Accuse di sabotaggio e minacce di disastro nucleare alimentano le tensioni tra Ucraina e Russia alla Centrale nucleare di Zaporizhzhia. Le dichiarazioni allarmistiche di entrambe le parti sono parte di una guerra psicologica nel contesto del conflitto in corso e il nucleare diventa un'arma di pressione su governi e opinione pubblica
La centrale nucleare di Zaporizhzhia è di nuovo oggetto di speculazioni su eventuali possibili sabotaggi che potrebbero creare un incidente radioattivo. Questa volta a dirlo è Kyrylo Budanov, capo dell’Intelligence militare ucraina le cui dichiarazioni sono state riprese sia da Zelensky che dall’Energoatom, l’Agenzia atomica ucraina. Secondo gli ucraini, i russi che controllano il sito atomico avrebbero già minato le sale delle turbine degli impianti che raffreddano i sei reattori nucleari e il perimetro dell’intero impianto iniziando a far evacuare i tecnici della Rosatom (l’Agenzia atomica russa) e allontanando molti dei soldati rimasti a presidio della centrale.
Mosca ha negato ogni accusa, ma a rendere più melodrammatico lo scenario in questa zona così delicata dell’Ucraina, si è sovrapposta la voce di Dimitry Medvedev, vicepresidente del Consiglio di sicurezza russo. Sul canale Telegram, ha affermato che "un'apocalisse nucleare non è solo possibile, ma anche abbastanza probabile" aggiungendo che " il mondo sta assistendo ad uno scontro molto peggiore rispetto a quello vissuto durante la crisi dei Caraibi (e) le armi nucleari sono già state utilizzate, il che significa che non ci sono tabù."
Non è certo la prima volta che un diplomatico russo (e Medvedev in particolare non è nuovo a simili avvertimenti) allerta i governi Occidentali, ma il contesto in cui queste frasi vengono pronunciate è particolarmente delicato: Mosca, dopo i recenti avvenimenti che hanno coinvolto la milizia Wagner, è in grave difficoltà, sia nel suo interno, sia sul fronte bellico.
Alle dichiarazioni di Medvedev hanno fatto eco quelle dell’ammiraglio Rob Bauer, presidente del Comitato militare della Nato secondo cui "Sin dall'inizio del conflitto abbiamo mantenuto una buona rete di osservatori e informatori sull'ammassamento delle truppe russe e sono fiducioso che saremmo in grado di vedere cosa sta per accadere a Zaporizhzhia e reagire in tempo utile." In altre parole, anche la Nato non crede ad un intervento terroristico da parte dei russi sulla centrale.

**Elenco**

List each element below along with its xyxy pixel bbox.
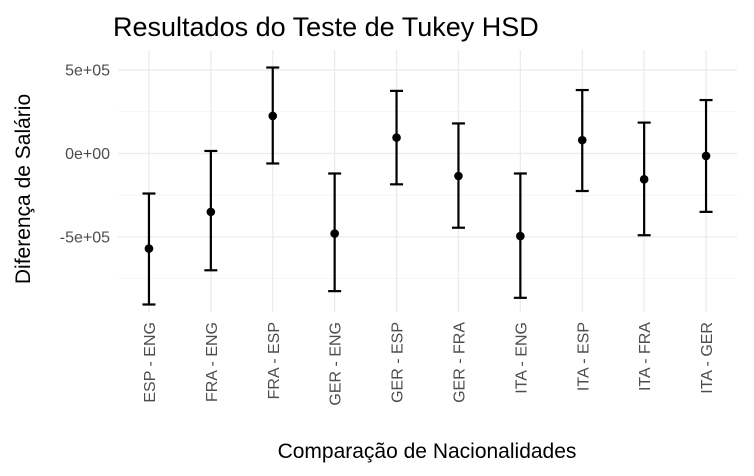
x-tick-label: ITA - ESP xyxy=(575,322,592,391)
x-tick-label: FRA - ENG xyxy=(204,322,221,402)
error-bar xyxy=(142,192,156,306)
error-bar xyxy=(390,89,404,186)
error-bar xyxy=(575,88,589,193)
error-bar xyxy=(328,172,342,293)
x-axis-title: Comparação de Nacionalidades xyxy=(278,440,577,463)
error-bar xyxy=(637,121,651,237)
mean-diff-point xyxy=(516,231,525,241)
x-tick-label: ITA - ENG xyxy=(513,322,530,394)
y-tick-label: 0e+00 xyxy=(65,146,110,163)
chart-title: Resultados do Teste de Tukey HSD xyxy=(113,12,539,42)
mean-diff-point xyxy=(144,244,154,253)
error-bar xyxy=(266,66,280,165)
x-tick-label: GER - FRA xyxy=(451,322,468,403)
x-tick-label: GER - ENG xyxy=(328,322,345,406)
y-tick-label: 5e+05 xyxy=(65,63,110,80)
mean-diff-point xyxy=(701,151,711,161)
mean-diff-point xyxy=(330,229,339,238)
y-axis-ticks: -5e+05 0e+00 5e+05 xyxy=(60,63,110,247)
error-bar xyxy=(204,149,218,272)
error-bar xyxy=(451,122,465,229)
mean-diff-point xyxy=(577,135,587,145)
error-bar xyxy=(699,98,713,213)
x-tick-label: ITA - GER xyxy=(699,322,716,394)
error-bar xyxy=(513,172,527,299)
x-axis-ticks: ESP - ENG FRA - ENG FRA - ESP GER - ENG GER … xyxy=(142,322,716,406)
mean-diff-point xyxy=(392,133,401,142)
mean-diff-point xyxy=(454,171,463,181)
x-tick-label: ESP - ENG xyxy=(142,322,159,403)
x-tick-label: GER - ESP xyxy=(390,322,407,403)
y-axis-title: Diferença de Salário xyxy=(12,94,35,284)
x-tick-label: FRA - ESP xyxy=(266,322,283,399)
x-tick-label: ITA - FRA xyxy=(637,322,654,391)
mean-diff-point xyxy=(206,207,216,217)
mean-diff-point xyxy=(268,111,278,121)
errorbar-series xyxy=(142,66,713,306)
y-tick-label: -5e+05 xyxy=(60,229,110,246)
mean-diff-point xyxy=(639,175,649,184)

**Compito scritto**
Riscriva in forma più concisa il paragrafo del brano sulla centrale di Zaporizhzhia che inizia con «Mosca ha negato ogni accusa», mantenendone i fatti principali. Le voci provengono da una fonte diversa.

**Compito svolto**
Mosca ha respinto tutte le accuse. Dimitry Medvedev, vicepresidente del Consiglio di sicurezza russo, ha però affermato su Telegram che un'apocalisse nucleare è non solo possibile ma abbastanza probabile. Secondo lui lo scontro attuale è molto peggiore della crisi dei Caraibi e, poiché le armi nucleari sono già state utilizzate, non esistono tabù.